Stated problem ::
Scan the material for the word "https", and copy each line where it shows up.

Information supplied ::
━━━━━━━━━━

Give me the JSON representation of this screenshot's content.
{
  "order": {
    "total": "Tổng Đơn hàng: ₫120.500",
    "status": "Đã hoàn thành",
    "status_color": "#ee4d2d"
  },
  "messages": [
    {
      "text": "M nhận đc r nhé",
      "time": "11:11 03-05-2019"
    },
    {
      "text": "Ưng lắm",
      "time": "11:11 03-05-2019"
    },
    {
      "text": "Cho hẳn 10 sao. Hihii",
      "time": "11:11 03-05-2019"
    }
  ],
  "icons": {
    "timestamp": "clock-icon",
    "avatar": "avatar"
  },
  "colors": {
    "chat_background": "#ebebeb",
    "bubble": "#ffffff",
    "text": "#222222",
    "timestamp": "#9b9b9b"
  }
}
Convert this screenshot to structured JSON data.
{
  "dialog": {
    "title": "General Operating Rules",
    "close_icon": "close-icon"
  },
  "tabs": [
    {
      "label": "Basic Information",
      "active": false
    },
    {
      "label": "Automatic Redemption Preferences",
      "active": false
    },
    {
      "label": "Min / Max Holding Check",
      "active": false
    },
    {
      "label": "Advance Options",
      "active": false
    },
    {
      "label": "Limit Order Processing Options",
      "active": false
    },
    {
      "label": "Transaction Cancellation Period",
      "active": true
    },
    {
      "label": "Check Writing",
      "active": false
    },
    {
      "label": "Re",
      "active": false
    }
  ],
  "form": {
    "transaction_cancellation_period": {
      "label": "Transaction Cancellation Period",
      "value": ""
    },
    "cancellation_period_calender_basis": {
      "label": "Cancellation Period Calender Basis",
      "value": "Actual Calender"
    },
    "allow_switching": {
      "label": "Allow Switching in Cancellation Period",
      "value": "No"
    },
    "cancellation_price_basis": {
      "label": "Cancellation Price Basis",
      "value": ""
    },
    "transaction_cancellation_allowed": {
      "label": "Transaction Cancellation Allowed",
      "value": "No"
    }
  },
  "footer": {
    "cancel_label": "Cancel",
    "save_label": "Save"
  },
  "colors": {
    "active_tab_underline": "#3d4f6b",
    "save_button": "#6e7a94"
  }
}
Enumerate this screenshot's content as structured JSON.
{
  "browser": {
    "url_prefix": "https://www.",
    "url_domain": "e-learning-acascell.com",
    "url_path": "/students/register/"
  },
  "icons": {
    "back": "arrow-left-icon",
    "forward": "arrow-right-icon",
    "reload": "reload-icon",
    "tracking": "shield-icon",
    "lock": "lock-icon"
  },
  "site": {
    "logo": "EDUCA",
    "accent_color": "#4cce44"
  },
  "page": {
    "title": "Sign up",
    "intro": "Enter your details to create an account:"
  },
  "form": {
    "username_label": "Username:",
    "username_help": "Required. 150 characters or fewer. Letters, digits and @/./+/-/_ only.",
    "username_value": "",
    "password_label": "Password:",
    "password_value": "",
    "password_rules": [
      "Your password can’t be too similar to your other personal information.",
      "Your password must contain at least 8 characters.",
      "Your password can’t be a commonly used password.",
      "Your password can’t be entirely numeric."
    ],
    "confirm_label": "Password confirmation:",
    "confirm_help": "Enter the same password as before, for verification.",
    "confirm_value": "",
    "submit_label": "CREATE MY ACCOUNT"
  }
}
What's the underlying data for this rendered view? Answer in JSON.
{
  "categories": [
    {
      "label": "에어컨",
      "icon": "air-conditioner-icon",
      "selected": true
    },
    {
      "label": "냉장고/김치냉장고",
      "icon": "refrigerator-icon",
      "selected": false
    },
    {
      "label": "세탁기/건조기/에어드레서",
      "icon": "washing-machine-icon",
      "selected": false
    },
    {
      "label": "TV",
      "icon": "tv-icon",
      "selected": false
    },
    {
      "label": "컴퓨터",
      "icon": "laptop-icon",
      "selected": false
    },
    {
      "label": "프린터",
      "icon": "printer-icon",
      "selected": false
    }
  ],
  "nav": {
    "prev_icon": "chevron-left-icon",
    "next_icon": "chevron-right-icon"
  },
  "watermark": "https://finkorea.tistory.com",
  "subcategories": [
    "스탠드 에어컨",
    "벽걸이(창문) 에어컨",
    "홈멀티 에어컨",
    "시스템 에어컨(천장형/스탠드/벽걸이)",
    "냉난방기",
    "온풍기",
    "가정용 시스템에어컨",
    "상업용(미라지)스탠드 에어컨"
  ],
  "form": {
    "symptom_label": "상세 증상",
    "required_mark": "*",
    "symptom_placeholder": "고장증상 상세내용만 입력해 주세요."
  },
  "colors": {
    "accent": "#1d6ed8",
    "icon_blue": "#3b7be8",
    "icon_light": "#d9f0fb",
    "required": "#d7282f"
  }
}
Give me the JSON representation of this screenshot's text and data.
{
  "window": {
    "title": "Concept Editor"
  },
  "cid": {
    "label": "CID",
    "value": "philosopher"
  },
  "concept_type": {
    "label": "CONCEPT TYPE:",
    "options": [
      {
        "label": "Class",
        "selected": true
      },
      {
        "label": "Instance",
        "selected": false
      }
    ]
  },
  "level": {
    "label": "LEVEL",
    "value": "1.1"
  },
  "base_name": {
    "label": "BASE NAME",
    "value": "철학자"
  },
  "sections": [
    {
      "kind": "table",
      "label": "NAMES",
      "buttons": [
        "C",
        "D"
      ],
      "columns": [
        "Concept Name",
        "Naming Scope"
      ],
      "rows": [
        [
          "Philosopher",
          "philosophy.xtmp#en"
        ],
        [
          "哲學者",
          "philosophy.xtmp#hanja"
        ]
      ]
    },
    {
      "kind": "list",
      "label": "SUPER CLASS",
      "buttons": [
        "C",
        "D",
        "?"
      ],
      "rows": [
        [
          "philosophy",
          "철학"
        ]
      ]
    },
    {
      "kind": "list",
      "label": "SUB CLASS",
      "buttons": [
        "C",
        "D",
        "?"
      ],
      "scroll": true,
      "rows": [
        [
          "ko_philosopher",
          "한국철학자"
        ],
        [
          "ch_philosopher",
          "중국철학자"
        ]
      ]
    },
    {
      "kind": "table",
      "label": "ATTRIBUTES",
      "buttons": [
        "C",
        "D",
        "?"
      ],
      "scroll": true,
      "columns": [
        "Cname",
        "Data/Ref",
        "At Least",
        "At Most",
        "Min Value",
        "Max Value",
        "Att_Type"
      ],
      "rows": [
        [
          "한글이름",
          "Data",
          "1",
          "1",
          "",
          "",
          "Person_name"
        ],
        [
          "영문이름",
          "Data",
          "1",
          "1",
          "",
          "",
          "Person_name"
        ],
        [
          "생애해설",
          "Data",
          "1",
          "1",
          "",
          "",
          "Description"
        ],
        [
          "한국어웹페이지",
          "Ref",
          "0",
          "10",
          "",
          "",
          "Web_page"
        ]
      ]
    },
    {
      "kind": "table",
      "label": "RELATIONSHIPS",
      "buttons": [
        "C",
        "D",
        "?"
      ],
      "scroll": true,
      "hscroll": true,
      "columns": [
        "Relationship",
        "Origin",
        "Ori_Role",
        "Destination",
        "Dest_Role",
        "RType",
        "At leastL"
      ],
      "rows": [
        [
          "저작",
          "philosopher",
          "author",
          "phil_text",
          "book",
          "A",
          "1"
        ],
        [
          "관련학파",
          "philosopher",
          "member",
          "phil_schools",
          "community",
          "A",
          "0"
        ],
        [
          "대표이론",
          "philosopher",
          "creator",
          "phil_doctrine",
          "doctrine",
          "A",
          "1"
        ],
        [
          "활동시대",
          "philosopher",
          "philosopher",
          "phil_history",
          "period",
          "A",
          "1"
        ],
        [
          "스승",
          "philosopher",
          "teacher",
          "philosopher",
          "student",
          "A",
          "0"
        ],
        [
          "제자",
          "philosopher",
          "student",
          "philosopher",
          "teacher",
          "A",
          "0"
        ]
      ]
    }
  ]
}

━━━━━━━━━━

Written answer ::
    "url_prefix": "https://www.",
  "watermark": "https://finkorea.tistory.com",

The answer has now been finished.